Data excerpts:
-.-.-
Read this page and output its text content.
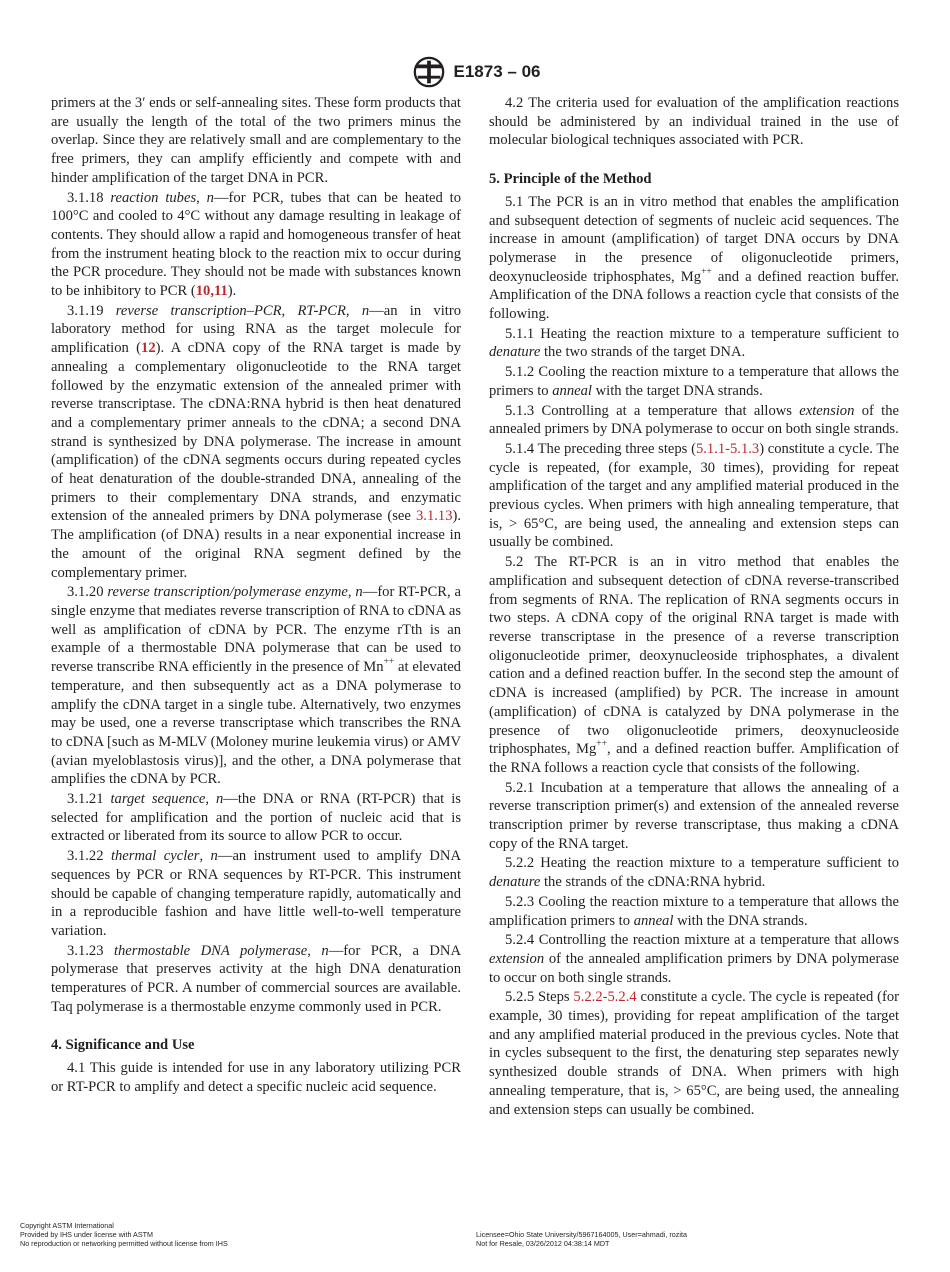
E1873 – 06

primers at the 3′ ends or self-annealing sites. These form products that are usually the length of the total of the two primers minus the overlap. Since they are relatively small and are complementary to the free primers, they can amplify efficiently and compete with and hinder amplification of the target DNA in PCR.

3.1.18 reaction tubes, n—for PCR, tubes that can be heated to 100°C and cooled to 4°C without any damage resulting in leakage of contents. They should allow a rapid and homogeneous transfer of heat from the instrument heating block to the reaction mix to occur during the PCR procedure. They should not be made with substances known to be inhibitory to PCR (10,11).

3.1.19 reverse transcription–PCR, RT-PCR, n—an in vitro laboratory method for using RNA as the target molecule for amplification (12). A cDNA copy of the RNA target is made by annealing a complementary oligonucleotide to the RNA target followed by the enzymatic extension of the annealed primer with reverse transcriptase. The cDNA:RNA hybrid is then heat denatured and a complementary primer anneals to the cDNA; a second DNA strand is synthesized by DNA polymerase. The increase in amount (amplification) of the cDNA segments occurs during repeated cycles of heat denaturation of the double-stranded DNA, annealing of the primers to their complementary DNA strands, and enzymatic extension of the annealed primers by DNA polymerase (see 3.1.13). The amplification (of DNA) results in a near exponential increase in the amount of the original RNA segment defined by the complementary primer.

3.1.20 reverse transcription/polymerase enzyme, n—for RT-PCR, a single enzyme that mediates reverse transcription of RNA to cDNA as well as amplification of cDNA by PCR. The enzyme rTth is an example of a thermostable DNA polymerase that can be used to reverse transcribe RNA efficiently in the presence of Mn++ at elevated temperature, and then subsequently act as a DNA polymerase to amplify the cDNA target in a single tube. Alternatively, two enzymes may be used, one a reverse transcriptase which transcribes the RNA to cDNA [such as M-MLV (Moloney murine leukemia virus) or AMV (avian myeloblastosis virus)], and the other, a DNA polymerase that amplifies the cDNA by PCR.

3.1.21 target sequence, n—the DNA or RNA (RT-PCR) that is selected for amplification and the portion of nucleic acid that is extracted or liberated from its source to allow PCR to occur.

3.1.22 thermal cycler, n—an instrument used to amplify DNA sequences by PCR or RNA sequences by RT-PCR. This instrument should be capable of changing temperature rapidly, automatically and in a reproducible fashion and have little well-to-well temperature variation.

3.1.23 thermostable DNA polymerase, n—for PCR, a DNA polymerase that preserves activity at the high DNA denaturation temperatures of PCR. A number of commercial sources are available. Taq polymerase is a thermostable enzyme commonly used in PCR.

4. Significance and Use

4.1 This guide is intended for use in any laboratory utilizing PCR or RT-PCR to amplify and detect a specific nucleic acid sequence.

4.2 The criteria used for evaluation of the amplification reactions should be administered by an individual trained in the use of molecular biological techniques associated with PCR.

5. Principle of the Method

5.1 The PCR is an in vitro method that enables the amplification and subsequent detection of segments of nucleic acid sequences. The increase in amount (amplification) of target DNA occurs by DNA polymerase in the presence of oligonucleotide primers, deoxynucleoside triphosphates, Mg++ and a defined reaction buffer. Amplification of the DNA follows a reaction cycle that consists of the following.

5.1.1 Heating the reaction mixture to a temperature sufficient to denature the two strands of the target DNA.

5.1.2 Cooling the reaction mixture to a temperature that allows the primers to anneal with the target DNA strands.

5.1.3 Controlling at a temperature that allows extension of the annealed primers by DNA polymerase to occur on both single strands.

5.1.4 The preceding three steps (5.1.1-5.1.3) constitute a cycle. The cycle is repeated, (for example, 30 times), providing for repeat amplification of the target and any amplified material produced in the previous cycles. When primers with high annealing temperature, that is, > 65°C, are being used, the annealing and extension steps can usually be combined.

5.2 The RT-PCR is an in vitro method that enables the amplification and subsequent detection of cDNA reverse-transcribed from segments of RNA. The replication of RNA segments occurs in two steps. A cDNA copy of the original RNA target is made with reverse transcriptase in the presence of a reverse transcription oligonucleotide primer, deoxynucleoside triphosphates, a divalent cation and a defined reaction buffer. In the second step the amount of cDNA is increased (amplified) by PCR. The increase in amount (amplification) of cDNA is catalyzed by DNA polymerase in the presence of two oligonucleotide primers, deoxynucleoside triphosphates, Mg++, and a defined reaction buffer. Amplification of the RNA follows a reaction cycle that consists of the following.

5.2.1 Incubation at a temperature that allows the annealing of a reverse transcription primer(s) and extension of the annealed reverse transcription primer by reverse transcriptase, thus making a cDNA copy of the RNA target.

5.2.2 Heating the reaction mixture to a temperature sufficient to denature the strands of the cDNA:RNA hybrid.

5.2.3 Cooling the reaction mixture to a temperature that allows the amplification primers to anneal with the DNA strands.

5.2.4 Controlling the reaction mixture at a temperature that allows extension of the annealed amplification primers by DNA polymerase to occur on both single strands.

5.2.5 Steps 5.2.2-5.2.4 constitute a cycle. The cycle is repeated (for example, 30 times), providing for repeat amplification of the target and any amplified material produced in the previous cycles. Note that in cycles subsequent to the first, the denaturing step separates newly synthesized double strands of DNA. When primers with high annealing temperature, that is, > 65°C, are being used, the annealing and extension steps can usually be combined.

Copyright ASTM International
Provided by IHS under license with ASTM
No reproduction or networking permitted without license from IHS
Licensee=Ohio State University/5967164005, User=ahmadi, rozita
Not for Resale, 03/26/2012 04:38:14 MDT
-.-.-
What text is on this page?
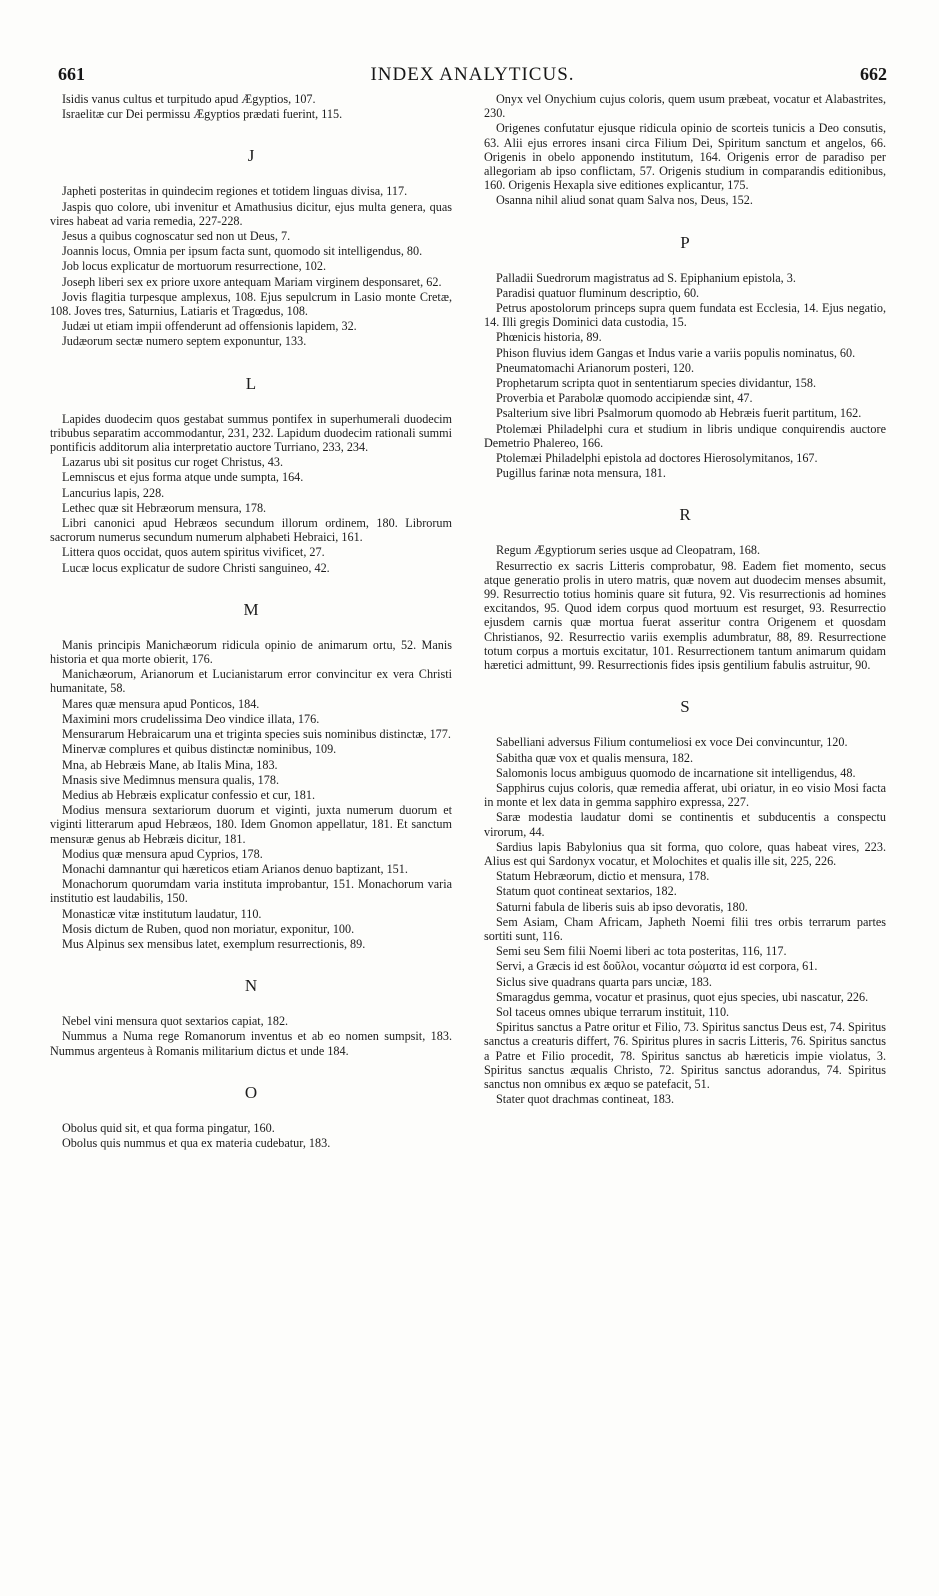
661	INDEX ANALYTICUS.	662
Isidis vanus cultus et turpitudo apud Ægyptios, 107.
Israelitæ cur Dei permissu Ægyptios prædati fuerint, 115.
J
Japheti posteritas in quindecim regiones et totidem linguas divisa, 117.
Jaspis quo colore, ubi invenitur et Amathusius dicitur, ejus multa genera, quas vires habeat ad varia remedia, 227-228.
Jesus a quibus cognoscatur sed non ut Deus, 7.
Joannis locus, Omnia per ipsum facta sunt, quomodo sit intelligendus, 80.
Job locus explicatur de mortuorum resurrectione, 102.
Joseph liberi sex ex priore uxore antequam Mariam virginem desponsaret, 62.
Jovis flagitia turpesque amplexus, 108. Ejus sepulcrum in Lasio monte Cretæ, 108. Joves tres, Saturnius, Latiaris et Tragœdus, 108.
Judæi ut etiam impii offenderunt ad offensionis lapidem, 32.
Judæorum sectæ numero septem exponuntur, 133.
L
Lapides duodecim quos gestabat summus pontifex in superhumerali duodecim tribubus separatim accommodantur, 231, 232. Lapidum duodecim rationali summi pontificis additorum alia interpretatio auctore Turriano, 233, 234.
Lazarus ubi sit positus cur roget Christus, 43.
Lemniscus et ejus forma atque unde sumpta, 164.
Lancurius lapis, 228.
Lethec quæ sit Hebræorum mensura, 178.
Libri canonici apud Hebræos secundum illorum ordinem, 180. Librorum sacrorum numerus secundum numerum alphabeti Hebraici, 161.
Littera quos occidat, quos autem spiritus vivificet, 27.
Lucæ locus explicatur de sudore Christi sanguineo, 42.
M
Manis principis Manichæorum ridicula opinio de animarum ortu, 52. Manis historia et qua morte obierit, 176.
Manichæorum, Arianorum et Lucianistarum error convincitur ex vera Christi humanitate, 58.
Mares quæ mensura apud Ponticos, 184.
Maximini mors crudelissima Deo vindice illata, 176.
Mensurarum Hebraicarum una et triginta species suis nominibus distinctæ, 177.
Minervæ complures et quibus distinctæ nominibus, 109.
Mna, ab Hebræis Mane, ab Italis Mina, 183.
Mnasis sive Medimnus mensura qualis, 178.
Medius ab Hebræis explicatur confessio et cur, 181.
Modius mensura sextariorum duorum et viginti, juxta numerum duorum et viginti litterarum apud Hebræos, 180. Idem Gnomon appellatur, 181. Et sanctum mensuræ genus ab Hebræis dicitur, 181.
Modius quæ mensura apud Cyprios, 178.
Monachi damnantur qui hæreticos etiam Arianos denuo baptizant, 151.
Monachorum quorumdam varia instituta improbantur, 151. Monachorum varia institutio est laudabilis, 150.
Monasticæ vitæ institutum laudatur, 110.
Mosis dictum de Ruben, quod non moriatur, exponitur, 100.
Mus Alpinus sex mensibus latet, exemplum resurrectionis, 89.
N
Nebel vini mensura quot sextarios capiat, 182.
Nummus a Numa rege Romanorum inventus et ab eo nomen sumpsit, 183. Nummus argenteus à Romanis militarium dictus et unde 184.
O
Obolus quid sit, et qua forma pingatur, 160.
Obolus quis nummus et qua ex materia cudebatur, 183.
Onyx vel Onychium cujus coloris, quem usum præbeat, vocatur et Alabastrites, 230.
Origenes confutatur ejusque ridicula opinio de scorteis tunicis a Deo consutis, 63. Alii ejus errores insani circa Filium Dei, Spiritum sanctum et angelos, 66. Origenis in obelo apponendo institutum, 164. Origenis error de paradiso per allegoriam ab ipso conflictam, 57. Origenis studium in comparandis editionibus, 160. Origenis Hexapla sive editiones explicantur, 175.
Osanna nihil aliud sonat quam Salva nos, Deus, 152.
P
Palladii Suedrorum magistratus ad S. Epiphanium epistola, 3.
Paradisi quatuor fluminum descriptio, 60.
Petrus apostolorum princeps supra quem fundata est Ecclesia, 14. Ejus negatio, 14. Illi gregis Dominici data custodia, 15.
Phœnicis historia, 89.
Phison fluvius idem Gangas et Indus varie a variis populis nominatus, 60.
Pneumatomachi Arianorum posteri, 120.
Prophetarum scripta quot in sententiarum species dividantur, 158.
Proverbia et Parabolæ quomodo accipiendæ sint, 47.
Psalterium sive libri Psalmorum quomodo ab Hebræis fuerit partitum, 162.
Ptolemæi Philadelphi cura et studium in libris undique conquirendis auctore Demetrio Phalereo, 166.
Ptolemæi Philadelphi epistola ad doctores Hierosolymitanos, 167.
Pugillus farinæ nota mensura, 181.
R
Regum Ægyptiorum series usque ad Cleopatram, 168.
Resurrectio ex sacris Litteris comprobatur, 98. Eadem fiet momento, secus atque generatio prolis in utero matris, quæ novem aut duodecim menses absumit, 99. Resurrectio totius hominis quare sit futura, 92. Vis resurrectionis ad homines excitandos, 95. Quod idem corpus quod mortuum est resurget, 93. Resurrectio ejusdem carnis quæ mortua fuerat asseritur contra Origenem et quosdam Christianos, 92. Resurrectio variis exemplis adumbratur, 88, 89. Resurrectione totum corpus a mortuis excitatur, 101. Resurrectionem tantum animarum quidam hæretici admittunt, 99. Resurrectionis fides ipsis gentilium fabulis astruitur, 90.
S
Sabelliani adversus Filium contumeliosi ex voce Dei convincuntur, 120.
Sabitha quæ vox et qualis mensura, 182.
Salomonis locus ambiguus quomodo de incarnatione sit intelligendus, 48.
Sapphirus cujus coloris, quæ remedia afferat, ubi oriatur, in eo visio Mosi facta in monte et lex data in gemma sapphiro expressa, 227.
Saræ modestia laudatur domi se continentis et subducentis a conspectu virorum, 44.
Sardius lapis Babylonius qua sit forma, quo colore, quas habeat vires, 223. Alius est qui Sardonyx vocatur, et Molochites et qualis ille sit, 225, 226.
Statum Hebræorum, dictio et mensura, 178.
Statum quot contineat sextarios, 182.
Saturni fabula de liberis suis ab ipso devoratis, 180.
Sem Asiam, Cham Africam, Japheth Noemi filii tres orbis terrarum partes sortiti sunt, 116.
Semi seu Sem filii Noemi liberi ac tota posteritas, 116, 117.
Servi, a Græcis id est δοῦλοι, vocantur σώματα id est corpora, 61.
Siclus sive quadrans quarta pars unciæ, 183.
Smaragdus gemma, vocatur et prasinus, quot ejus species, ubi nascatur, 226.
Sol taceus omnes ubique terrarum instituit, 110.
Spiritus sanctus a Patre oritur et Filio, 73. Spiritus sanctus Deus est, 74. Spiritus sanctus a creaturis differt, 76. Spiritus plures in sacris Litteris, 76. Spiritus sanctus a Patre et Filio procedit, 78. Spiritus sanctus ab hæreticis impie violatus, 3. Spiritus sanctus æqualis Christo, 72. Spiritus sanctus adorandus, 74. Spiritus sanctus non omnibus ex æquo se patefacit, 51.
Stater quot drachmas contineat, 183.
-.-.-
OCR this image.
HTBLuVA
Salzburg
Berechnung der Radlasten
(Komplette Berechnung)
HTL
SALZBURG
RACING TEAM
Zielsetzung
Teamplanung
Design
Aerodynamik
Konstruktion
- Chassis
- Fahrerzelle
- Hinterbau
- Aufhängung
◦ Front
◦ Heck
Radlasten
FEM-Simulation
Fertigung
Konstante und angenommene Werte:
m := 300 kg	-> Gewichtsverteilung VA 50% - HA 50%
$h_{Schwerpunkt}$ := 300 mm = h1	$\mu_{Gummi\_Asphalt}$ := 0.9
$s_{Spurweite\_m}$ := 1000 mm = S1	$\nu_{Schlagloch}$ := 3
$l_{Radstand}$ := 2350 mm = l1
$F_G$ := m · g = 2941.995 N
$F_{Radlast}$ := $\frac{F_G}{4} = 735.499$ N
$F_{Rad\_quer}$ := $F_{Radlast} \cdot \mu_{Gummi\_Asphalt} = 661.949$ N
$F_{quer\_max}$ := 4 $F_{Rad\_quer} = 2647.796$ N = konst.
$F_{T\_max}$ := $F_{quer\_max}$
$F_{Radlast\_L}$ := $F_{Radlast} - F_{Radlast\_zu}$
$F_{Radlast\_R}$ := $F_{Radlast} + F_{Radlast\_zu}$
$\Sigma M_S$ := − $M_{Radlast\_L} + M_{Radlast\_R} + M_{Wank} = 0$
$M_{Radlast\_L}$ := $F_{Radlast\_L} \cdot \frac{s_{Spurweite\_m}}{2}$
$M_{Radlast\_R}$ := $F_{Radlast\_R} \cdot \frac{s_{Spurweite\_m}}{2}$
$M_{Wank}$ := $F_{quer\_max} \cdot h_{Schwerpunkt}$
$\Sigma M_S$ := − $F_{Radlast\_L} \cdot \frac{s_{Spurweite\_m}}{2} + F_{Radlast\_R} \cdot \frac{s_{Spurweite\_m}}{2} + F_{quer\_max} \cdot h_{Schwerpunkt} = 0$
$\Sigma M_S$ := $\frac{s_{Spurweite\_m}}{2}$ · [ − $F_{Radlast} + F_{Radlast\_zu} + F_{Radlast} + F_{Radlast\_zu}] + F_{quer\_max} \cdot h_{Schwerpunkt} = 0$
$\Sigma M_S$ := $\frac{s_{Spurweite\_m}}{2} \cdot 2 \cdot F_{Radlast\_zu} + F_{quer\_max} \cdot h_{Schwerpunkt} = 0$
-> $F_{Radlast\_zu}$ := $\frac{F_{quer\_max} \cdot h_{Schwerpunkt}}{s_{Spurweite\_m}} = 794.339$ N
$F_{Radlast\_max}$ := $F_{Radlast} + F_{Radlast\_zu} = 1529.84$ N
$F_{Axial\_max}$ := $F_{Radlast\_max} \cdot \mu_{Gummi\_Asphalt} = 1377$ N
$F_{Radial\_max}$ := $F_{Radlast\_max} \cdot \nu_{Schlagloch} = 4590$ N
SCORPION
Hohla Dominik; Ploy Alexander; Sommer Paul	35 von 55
-.-.-
=== Aim of the exercise ===
From the records, copy every line that has the string "acid" in it.

=== Result of the task ===
3.1.21 target sequence, n—the DNA or RNA (RT-PCR) that is selected for amplification and the portion of nucleic acid that is extracted or liberated from its source to allow PCR to occur.
4.1 This guide is intended for use in any laboratory utilizing PCR or RT-PCR to amplify and detect a specific nucleic acid sequence.
5.1 The PCR is an in vitro method that enables the amplification and subsequent detection of segments of nucleic acid sequences. The increase in amount (amplification) of target DNA occurs by DNA polymerase in the presence of oligonucleotide primers, deoxynucleoside triphosphates, Mg++ and a defined reaction buffer. Amplification of the DNA follows a reaction cycle that consists of the following.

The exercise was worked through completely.